- _The task_
All of the records listed below should be retyped exactly.

(Dataset excerpts)

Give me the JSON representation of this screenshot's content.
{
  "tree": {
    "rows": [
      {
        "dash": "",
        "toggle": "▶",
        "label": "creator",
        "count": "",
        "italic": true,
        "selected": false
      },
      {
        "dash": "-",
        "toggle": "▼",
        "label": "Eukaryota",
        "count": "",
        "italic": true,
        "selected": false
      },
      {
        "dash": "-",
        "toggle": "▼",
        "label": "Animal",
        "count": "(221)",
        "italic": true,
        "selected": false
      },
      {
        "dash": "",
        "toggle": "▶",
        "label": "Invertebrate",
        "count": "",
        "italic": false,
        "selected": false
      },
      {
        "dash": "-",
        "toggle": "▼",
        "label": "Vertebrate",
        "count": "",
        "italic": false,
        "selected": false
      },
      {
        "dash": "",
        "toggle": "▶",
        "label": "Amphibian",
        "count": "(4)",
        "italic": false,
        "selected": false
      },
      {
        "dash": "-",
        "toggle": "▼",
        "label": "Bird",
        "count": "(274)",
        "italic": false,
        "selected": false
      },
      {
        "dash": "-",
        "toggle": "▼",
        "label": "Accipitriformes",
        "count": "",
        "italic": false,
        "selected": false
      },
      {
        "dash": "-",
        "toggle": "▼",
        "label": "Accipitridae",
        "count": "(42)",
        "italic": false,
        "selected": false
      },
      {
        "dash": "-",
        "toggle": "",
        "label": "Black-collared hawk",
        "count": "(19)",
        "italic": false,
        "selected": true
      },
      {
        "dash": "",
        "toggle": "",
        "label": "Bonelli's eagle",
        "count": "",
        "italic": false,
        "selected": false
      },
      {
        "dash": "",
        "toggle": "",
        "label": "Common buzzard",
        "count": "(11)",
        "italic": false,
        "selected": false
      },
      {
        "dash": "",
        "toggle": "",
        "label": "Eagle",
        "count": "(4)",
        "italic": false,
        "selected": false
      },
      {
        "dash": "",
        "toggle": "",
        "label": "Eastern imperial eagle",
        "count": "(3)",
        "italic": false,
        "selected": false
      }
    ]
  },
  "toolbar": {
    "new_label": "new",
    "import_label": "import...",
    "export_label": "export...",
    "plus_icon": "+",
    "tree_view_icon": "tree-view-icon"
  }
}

- _Written response_
Give me the JSON representation of this screenshot's content.
{
  "tree": {
    "rows": [
      {
        "dash": "",
        "toggle": "▶",
        "label": "creator",
        "count": "",
        "italic": true,
        "selected": false
      },
      {
        "dash": "-",
        "toggle": "▼",
        "label": "Eukaryota",
        "count": "",
        "italic": true,
        "selected": false
      },
      {
        "dash": "-",
        "toggle": "▼",
        "label": "Animal",
        "count": "(221)",
        "italic": true,
        "selected": false
      },
      {
        "dash": "",
        "toggle": "▶",
        "label": "Invertebrate",
        "count": "",
        "italic": false,
        "selected": false
      },
      {
        "dash": "-",
        "toggle": "▼",
        "label": "Vertebrate",
        "count": "",
        "italic": false,
        "selected": false
      },
      {
        "dash": "",
        "toggle": "▶",
        "label": "Amphibian",
        "count": "(4)",
        "italic": false,
        "selected": false
      },
      {
        "dash": "-",
        "toggle": "▼",
        "label": "Bird",
        "count": "(274)",
        "italic": false,
        "selected": false
      },
      {
        "dash": "-",
        "toggle": "▼",
        "label": "Accipitriformes",
        "count": "",
        "italic": false,
        "selected": false
      },
      {
        "dash": "-",
        "toggle": "▼",
        "label": "Accipitridae",
        "count": "(42)",
        "italic": false,
        "selected": false
      },
      {
        "dash": "-",
        "toggle": "",
        "label": "Black-collared hawk",
        "count": "(19)",
        "italic": false,
        "selected": true
      },
      {
        "dash": "",
        "toggle": "",
        "label": "Bonelli's eagle",
        "count": "",
        "italic": false,
        "selected": false
      },
      {
        "dash": "",
        "toggle": "",
        "label": "Common buzzard",
        "count": "(11)",
        "italic": false,
        "selected": false
      },
      {
        "dash": "",
        "toggle": "",
        "label": "Eagle",
        "count": "(4)",
        "italic": false,
        "selected": false
      },
      {
        "dash": "",
        "toggle": "",
        "label": "Eastern imperial eagle",
        "count": "(3)",
        "italic": false,
        "selected": false
      }
    ]
  },
  "toolbar": {
    "new_label": "new",
    "import_label": "import...",
    "export_label": "export...",
    "plus_icon": "+",
    "tree_view_icon": "tree-view-icon"
  }
}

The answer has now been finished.